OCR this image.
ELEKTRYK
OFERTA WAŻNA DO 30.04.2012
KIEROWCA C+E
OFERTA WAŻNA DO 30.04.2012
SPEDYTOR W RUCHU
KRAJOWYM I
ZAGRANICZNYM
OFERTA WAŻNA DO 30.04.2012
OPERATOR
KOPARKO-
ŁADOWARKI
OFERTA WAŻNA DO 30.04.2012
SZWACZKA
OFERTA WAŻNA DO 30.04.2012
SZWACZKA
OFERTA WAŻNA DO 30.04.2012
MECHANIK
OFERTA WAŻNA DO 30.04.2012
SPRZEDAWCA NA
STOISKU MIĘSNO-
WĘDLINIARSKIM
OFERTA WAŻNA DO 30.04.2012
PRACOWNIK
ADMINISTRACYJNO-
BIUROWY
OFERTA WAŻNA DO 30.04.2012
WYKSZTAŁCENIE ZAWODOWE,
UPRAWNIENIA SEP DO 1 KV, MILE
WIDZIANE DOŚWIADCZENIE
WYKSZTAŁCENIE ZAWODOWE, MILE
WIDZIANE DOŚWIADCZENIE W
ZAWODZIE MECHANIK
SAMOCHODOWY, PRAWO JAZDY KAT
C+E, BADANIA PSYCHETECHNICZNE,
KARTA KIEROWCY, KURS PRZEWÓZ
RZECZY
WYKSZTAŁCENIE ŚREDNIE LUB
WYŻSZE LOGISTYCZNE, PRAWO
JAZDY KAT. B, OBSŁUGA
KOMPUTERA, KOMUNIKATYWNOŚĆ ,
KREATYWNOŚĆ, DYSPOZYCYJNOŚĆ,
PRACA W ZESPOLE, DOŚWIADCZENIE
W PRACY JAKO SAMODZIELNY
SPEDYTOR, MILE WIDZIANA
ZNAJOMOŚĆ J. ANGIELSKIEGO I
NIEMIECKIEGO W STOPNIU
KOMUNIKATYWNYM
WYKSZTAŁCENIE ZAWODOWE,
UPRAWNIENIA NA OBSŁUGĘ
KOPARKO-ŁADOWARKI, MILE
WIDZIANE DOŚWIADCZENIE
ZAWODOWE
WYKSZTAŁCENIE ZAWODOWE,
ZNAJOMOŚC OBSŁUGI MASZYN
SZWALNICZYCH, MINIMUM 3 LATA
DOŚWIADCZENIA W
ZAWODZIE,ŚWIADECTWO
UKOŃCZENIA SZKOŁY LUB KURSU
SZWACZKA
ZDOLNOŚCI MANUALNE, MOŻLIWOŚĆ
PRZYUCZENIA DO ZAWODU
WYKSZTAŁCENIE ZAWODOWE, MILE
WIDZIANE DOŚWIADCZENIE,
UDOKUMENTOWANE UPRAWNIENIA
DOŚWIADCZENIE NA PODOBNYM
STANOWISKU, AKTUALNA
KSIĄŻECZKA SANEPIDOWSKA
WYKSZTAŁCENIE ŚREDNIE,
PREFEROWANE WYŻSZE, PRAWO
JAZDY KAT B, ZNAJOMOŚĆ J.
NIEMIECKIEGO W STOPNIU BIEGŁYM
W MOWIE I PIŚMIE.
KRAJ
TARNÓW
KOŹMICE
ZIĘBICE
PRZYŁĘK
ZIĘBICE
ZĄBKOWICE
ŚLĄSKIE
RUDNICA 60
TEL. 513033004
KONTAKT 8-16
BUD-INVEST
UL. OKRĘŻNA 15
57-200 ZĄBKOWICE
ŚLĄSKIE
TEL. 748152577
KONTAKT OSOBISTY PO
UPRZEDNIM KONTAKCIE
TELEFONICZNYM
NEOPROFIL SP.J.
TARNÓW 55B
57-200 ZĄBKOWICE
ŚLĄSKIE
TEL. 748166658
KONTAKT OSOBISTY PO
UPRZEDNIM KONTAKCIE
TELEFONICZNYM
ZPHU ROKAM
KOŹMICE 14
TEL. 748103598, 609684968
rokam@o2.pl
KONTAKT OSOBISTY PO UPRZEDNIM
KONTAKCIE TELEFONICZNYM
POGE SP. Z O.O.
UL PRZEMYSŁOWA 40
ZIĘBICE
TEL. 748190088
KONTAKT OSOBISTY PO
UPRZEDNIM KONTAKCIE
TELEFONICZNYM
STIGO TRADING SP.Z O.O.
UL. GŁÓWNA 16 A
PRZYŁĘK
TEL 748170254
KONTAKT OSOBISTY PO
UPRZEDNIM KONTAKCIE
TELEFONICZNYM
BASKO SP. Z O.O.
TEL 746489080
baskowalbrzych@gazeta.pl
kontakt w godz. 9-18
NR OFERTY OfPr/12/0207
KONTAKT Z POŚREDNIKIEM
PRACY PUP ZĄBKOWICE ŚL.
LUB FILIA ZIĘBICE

§ Given task
Look through the entries above for the word "DOŚWIADCZENIE". Copy every line where it shows up.

§ Solution for this problem
WIDZIANE DOŚWIADCZENIE
WIDZIANE DOŚWIADCZENIE W
PRACA W ZESPOLE, DOŚWIADCZENIE
WIDZIANE DOŚWIADCZENIE
WIDZIANE DOŚWIADCZENIE,
DOŚWIADCZENIE NA PODOBNYM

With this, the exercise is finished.